** begin Data listing **

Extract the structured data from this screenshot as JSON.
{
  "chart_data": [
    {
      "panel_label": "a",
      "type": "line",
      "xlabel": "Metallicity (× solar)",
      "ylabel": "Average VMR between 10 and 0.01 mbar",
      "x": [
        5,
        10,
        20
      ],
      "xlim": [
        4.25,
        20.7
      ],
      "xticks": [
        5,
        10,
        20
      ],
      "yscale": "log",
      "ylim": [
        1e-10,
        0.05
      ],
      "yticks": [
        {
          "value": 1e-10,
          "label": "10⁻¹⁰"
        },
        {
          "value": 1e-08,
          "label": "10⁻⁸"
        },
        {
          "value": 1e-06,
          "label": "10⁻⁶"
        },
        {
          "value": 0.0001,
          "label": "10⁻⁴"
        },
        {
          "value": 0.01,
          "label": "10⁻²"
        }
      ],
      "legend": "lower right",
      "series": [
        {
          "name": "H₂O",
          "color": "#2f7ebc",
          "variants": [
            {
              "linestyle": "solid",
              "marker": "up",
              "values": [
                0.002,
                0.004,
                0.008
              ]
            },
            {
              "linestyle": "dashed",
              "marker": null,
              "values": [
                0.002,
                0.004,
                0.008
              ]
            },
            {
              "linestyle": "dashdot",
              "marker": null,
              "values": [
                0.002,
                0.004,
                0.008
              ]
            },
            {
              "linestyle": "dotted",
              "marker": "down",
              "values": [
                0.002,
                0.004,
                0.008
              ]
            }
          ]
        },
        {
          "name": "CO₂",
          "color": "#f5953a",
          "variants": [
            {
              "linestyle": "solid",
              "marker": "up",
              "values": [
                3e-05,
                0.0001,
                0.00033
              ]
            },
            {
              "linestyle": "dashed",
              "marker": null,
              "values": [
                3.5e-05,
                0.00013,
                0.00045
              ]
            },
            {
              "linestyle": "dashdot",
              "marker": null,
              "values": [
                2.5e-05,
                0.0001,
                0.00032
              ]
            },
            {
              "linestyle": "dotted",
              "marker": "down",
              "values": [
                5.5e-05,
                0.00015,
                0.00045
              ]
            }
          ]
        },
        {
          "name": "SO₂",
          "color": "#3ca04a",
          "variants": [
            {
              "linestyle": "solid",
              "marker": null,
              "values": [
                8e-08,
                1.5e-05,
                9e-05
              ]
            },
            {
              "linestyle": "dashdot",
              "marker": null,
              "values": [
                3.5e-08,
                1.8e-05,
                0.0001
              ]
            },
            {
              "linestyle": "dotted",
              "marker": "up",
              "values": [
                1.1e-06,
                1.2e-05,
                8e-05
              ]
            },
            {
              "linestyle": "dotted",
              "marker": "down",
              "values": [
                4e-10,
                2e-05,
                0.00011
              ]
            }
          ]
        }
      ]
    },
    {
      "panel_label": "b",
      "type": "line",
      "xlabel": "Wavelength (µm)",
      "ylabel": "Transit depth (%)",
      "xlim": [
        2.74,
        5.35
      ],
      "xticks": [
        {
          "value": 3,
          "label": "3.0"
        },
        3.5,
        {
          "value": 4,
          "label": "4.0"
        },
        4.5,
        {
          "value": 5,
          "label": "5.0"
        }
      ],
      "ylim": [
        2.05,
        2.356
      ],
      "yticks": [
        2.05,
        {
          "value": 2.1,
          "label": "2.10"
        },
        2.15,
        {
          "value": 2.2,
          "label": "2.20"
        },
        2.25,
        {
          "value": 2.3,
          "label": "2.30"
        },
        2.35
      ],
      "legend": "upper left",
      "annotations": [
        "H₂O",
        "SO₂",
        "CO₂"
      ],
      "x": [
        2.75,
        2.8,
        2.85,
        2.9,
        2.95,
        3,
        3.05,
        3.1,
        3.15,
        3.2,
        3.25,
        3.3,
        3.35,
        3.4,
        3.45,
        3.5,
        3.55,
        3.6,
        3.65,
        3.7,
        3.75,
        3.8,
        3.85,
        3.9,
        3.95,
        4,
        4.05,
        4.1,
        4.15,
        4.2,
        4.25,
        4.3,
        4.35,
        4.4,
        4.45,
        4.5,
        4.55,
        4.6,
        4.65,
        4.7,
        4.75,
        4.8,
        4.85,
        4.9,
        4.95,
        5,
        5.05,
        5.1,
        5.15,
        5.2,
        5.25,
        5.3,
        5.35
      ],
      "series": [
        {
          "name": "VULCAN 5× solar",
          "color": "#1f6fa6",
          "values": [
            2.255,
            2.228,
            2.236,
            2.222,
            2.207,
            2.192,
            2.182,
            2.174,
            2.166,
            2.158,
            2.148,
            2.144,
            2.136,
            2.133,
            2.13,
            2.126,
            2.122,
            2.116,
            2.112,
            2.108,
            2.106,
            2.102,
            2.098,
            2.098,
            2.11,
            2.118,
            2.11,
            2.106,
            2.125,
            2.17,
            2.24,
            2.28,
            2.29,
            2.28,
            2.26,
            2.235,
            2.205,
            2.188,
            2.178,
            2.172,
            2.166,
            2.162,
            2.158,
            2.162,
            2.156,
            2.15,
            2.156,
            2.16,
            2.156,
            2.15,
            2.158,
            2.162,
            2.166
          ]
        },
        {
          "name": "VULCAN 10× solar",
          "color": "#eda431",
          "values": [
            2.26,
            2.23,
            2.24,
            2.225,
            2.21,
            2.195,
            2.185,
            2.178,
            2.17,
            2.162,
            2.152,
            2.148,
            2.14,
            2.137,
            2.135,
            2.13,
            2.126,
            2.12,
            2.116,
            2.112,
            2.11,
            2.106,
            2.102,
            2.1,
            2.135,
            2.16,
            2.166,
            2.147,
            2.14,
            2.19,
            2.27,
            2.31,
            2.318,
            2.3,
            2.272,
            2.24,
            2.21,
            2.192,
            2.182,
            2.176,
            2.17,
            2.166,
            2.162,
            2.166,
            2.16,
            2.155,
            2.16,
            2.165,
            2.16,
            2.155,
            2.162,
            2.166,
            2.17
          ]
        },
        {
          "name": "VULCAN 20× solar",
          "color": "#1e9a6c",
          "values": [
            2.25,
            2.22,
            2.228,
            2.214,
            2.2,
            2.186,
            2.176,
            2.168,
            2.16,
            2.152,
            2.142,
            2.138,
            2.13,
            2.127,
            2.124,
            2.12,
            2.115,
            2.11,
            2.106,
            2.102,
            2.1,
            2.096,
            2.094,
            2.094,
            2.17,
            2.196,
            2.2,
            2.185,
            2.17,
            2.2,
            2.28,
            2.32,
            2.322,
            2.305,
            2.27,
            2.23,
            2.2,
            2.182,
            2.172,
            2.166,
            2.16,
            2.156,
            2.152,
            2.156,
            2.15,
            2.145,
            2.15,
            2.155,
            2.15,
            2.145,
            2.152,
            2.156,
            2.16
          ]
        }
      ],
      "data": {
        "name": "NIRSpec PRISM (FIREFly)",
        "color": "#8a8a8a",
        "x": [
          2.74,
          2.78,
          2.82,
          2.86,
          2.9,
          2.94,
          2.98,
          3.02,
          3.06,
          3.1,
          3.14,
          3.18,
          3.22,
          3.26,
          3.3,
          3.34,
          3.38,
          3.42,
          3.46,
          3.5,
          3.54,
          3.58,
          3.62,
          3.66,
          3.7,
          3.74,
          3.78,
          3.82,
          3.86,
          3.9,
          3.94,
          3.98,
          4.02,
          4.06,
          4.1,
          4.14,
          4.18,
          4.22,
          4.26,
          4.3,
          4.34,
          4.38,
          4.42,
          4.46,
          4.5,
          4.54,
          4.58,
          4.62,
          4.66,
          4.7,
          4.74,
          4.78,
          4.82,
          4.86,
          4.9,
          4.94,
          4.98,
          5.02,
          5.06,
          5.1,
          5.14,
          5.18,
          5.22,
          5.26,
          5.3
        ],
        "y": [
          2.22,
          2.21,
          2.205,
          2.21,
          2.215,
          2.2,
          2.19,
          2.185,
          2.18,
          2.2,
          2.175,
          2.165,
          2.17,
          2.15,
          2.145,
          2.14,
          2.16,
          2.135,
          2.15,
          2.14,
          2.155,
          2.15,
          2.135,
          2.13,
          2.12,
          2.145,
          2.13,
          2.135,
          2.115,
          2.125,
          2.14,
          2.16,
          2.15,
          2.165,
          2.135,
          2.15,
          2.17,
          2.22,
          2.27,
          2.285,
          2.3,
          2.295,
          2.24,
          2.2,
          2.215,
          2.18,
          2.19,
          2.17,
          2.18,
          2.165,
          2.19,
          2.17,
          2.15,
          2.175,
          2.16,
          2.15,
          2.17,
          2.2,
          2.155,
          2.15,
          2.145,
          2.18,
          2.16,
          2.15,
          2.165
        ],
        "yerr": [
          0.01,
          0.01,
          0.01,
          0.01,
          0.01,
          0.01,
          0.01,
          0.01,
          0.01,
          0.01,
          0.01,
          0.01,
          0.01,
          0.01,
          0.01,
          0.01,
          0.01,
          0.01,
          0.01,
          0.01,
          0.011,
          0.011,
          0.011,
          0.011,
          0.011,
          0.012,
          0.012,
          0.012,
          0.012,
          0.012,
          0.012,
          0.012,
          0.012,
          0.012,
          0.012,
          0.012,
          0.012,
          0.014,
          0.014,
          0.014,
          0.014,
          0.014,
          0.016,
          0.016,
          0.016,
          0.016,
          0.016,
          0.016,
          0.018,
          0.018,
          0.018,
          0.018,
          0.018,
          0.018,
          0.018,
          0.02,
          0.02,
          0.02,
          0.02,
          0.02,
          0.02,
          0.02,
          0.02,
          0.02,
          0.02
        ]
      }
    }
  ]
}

** end Data listing **

◆ **Work required**:
Determine how many lines of the records above contain the word "ylabel", and report only that number.

◆ **Solved exercise**:
2